■ AIM: Return nothing but the lines from the line containing "What data populates" through the last line of the records, reproduced exactly.

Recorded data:
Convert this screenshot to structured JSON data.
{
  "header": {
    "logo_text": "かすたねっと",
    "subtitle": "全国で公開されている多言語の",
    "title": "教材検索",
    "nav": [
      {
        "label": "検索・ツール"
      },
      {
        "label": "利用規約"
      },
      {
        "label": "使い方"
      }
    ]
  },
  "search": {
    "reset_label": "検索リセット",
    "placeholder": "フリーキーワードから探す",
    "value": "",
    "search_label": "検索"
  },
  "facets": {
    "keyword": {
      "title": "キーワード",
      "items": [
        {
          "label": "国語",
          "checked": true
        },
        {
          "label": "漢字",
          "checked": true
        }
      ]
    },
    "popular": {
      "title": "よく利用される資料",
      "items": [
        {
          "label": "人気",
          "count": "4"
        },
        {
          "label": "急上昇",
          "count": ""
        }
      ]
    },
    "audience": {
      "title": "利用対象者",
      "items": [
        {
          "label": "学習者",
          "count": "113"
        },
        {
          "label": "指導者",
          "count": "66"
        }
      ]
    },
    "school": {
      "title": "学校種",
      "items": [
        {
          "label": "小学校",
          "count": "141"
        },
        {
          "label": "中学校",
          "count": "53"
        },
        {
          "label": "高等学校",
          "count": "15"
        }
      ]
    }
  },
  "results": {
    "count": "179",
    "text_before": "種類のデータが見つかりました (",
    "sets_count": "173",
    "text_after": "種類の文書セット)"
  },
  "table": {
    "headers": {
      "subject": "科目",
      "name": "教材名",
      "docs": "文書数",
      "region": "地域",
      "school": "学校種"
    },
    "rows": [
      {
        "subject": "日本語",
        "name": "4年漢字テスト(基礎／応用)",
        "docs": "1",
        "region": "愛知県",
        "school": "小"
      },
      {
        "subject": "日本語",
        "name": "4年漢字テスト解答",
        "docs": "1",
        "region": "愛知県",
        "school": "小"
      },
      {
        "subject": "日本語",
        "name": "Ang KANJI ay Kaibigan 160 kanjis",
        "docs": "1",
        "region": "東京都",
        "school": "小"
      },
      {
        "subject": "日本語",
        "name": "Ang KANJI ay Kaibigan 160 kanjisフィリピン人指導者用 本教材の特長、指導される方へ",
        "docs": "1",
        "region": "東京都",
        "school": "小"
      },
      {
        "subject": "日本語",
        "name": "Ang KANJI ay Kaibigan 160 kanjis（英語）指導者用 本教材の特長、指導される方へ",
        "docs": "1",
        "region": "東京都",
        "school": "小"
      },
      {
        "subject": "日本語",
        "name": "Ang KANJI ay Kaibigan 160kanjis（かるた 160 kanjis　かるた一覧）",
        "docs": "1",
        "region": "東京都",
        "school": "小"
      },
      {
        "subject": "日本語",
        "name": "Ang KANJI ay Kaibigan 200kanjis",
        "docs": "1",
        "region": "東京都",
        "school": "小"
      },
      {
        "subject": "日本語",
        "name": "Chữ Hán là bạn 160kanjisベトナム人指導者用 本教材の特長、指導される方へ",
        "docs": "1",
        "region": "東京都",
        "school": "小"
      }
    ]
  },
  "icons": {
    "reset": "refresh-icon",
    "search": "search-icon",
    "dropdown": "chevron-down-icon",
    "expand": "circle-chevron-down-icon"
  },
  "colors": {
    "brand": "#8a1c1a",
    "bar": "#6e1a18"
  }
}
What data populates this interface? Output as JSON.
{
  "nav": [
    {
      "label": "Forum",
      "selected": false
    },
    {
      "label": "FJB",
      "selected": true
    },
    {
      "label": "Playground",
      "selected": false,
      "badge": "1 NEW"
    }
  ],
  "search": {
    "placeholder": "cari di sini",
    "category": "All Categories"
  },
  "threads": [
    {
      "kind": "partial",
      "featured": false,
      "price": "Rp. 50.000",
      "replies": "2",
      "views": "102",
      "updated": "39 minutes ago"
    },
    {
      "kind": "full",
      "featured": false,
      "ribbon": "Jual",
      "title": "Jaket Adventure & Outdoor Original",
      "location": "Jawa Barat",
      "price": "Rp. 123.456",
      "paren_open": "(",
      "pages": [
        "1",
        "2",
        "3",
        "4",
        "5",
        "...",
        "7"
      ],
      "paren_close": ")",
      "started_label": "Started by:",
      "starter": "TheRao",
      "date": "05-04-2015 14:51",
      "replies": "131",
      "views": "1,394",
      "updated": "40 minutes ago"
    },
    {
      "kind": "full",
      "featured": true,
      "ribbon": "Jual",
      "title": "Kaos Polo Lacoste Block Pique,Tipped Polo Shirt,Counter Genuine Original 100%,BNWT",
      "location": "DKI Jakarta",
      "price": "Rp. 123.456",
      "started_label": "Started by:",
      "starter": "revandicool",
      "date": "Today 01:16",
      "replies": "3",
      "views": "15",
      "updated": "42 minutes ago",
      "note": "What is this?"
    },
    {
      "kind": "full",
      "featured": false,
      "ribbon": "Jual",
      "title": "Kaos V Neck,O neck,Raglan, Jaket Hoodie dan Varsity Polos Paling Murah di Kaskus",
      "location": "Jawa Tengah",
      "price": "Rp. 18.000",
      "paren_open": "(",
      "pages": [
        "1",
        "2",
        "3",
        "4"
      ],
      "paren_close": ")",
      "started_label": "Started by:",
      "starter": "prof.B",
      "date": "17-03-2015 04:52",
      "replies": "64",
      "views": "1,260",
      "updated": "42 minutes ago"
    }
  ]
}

■ TASK RESULT:
What data populates this interface? Output as JSON.
{
  "nav": [
    {
      "label": "Forum",
      "selected": false
    },
    {
      "label": "FJB",
      "selected": true
    },
    {
      "label": "Playground",
      "selected": false,
      "badge": "1 NEW"
    }
  ],
  "search": {
    "placeholder": "cari di sini",
    "category": "All Categories"
  },
  "threads": [
    {
      "kind": "partial",
      "featured": false,
      "price": "Rp. 50.000",
      "replies": "2",
      "views": "102",
      "updated": "39 minutes ago"
    },
    {
      "kind": "full",
      "featured": false,
      "ribbon": "Jual",
      "title": "Jaket Adventure & Outdoor Original",
      "location": "Jawa Barat",
      "price": "Rp. 123.456",
      "paren_open": "(",
      "pages": [
        "1",
        "2",
        "3",
        "4",
        "5",
        "...",
        "7"
      ],
      "paren_close": ")",
      "started_label": "Started by:",
      "starter": "TheRao",
      "date": "05-04-2015 14:51",
      "replies": "131",
      "views": "1,394",
      "updated": "40 minutes ago"
    },
    {
      "kind": "full",
      "featured": true,
      "ribbon": "Jual",
      "title": "Kaos Polo Lacoste Block Pique,Tipped Polo Shirt,Counter Genuine Original 100%,BNWT",
      "location": "DKI Jakarta",
      "price": "Rp. 123.456",
      "started_label": "Started by:",
      "starter": "revandicool",
      "date": "Today 01:16",
      "replies": "3",
      "views": "15",
      "updated": "42 minutes ago",
      "note": "What is this?"
    },
    {
      "kind": "full",
      "featured": false,
      "ribbon": "Jual",
      "title": "Kaos V Neck,O neck,Raglan, Jaket Hoodie dan Varsity Polos Paling Murah di Kaskus",
      "location": "Jawa Tengah",
      "price": "Rp. 18.000",
      "paren_open": "(",
      "pages": [
        "1",
        "2",
        "3",
        "4"
      ],
      "paren_close": ")",
      "started_label": "Started by:",
      "starter": "prof.B",
      "date": "17-03-2015 04:52",
      "replies": "64",
      "views": "1,260",
      "updated": "42 minutes ago"
    }
  ]
}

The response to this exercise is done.